§ Direction
Tally the lines that contain the string "افراد" and give the number by itself.

*** Task material

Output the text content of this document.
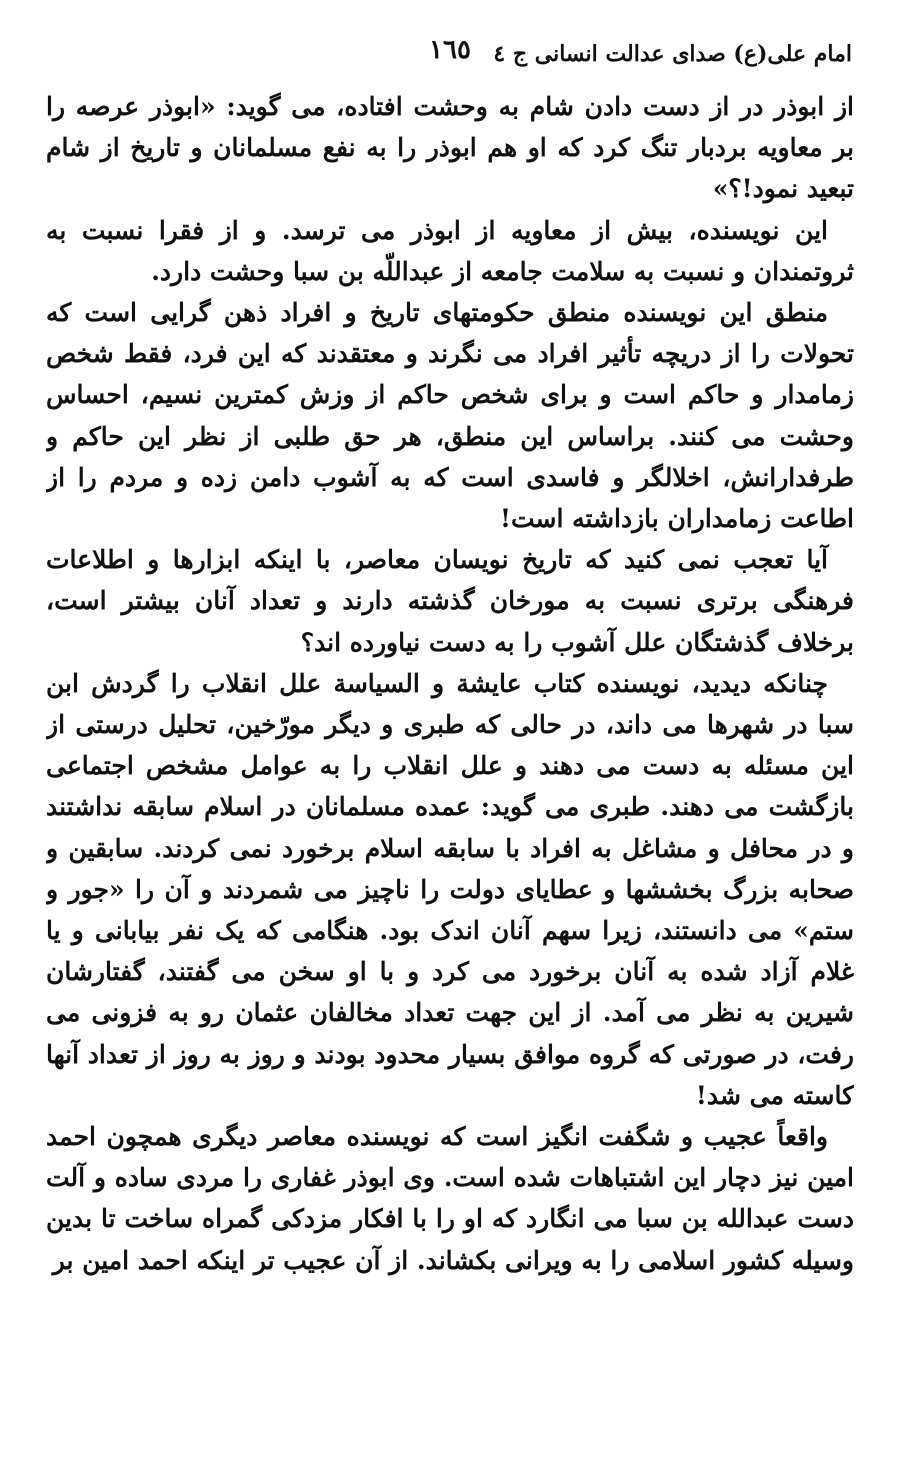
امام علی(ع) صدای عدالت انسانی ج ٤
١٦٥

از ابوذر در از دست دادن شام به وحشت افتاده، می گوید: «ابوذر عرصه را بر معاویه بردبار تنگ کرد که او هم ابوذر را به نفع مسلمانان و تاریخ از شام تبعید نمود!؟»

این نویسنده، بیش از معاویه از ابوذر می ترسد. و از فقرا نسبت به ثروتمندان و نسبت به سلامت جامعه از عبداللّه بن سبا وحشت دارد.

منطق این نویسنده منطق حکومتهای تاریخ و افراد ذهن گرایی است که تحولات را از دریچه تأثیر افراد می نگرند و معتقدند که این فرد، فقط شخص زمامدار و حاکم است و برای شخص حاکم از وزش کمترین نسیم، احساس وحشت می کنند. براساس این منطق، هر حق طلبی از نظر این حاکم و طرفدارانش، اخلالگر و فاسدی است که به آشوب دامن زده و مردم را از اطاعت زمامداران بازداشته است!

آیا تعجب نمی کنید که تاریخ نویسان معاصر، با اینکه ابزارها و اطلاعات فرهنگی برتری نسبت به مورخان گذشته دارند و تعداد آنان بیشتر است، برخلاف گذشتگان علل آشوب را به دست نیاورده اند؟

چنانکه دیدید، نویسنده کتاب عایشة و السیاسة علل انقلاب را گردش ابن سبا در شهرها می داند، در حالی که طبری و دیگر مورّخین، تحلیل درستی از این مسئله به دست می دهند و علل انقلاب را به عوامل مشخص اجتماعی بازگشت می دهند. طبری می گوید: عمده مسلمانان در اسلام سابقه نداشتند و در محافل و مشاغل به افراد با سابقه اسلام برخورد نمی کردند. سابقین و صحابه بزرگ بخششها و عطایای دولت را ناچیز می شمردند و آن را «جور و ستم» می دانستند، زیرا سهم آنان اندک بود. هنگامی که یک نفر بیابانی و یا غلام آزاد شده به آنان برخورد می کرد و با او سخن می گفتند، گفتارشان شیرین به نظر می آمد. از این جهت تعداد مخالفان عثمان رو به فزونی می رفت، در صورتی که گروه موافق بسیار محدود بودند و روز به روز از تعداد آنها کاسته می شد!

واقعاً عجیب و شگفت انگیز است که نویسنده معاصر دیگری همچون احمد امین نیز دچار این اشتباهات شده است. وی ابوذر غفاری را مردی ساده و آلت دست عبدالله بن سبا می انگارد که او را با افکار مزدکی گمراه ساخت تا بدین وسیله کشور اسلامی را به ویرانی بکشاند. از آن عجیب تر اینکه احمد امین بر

******
*** Task material

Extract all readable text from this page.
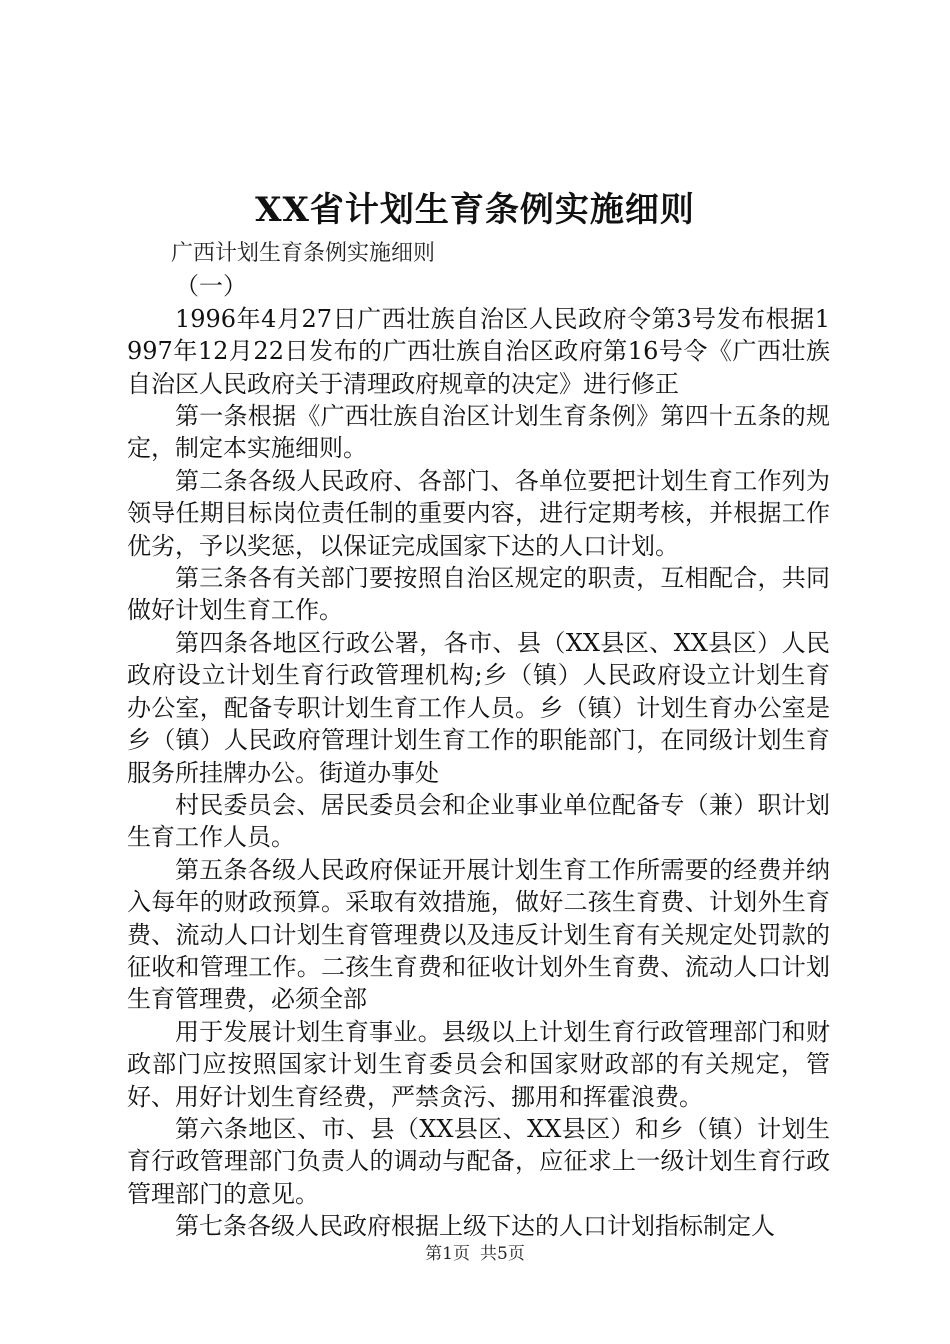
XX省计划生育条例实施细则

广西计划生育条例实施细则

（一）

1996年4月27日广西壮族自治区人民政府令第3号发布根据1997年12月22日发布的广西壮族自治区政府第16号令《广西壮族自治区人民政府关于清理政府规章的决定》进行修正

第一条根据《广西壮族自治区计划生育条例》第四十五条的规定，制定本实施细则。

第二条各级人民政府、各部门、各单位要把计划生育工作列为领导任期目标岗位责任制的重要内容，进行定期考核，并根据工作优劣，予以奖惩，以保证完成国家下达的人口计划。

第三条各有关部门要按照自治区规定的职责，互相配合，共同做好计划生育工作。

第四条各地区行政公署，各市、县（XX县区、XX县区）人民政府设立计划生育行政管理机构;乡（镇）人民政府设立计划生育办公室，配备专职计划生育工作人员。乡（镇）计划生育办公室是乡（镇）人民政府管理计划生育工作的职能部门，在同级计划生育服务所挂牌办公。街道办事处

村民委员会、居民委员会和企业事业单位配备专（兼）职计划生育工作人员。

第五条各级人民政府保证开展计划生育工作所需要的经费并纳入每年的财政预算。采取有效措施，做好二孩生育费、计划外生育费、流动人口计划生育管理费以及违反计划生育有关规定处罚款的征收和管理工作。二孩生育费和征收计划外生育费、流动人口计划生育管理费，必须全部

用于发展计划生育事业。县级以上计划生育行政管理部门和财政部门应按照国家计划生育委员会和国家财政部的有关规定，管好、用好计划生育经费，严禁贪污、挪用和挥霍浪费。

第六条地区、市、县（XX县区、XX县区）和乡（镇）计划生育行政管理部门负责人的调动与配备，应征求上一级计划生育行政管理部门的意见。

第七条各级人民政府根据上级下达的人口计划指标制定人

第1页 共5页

******
*** Task material

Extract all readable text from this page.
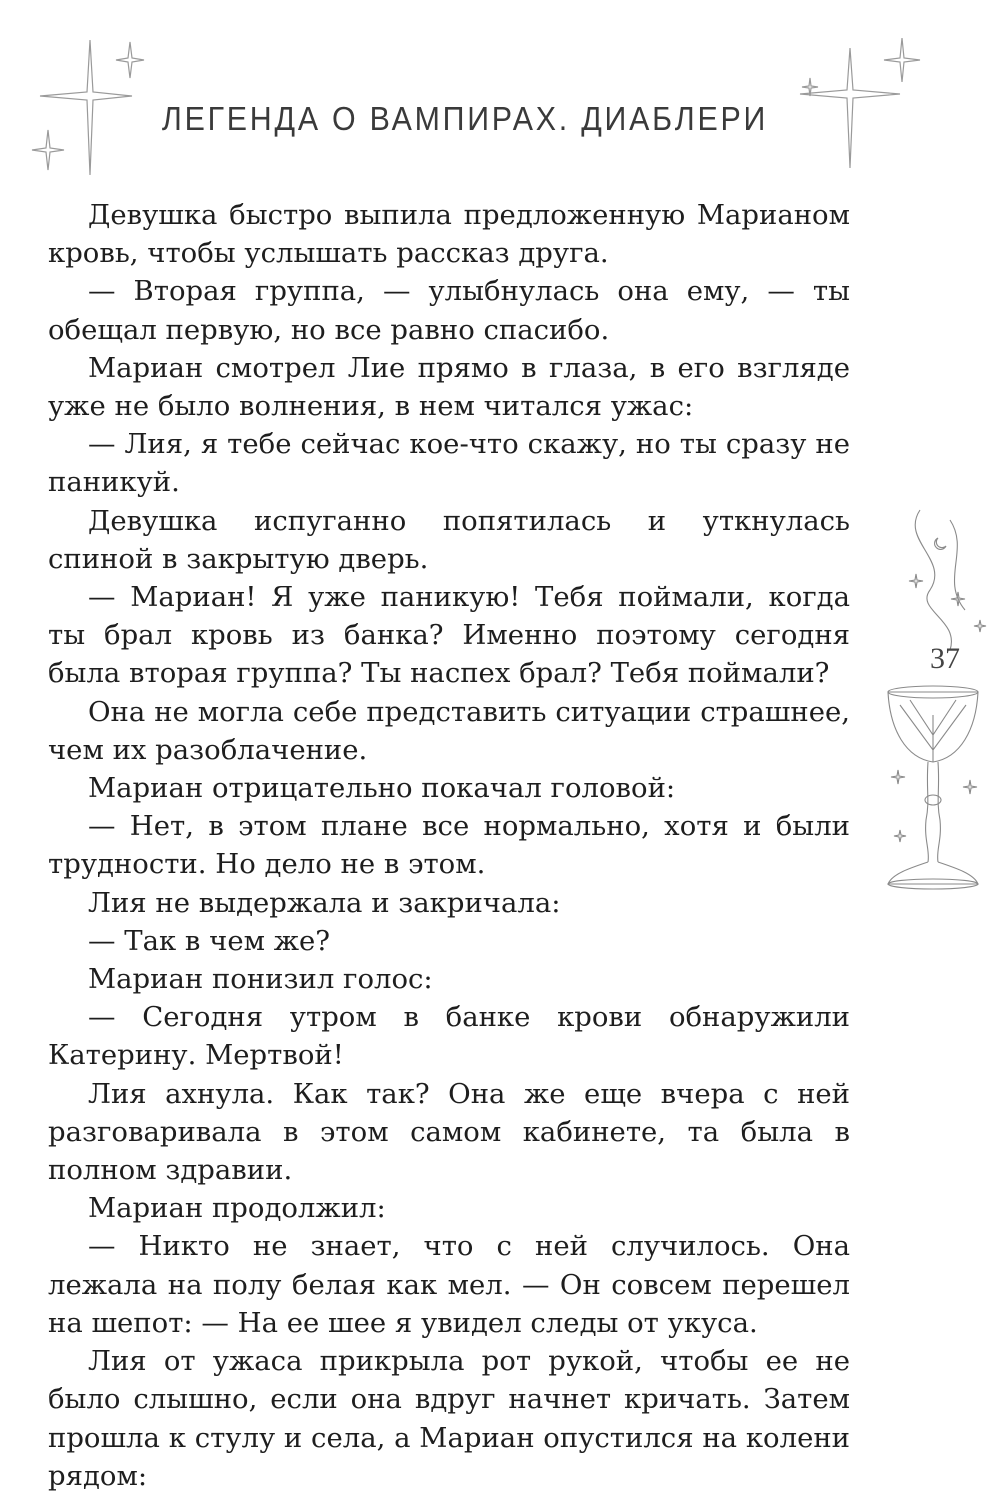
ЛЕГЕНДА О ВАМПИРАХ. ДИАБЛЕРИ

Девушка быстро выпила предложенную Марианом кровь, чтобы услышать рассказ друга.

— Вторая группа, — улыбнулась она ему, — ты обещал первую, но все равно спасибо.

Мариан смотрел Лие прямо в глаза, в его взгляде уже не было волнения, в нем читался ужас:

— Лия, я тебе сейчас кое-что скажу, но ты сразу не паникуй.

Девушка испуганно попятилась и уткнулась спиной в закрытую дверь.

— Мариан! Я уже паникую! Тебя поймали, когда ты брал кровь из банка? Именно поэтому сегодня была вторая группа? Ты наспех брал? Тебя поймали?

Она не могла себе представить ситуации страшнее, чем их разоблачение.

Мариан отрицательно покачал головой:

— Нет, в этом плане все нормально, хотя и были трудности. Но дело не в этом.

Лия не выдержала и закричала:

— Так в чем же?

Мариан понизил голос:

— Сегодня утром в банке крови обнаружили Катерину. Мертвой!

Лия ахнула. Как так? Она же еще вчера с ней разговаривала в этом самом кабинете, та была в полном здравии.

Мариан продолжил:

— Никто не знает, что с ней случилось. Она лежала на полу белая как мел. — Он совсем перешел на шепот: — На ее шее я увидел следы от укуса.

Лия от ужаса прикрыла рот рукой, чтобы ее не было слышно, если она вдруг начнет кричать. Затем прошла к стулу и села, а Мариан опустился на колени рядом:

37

******

§ Expected answer
2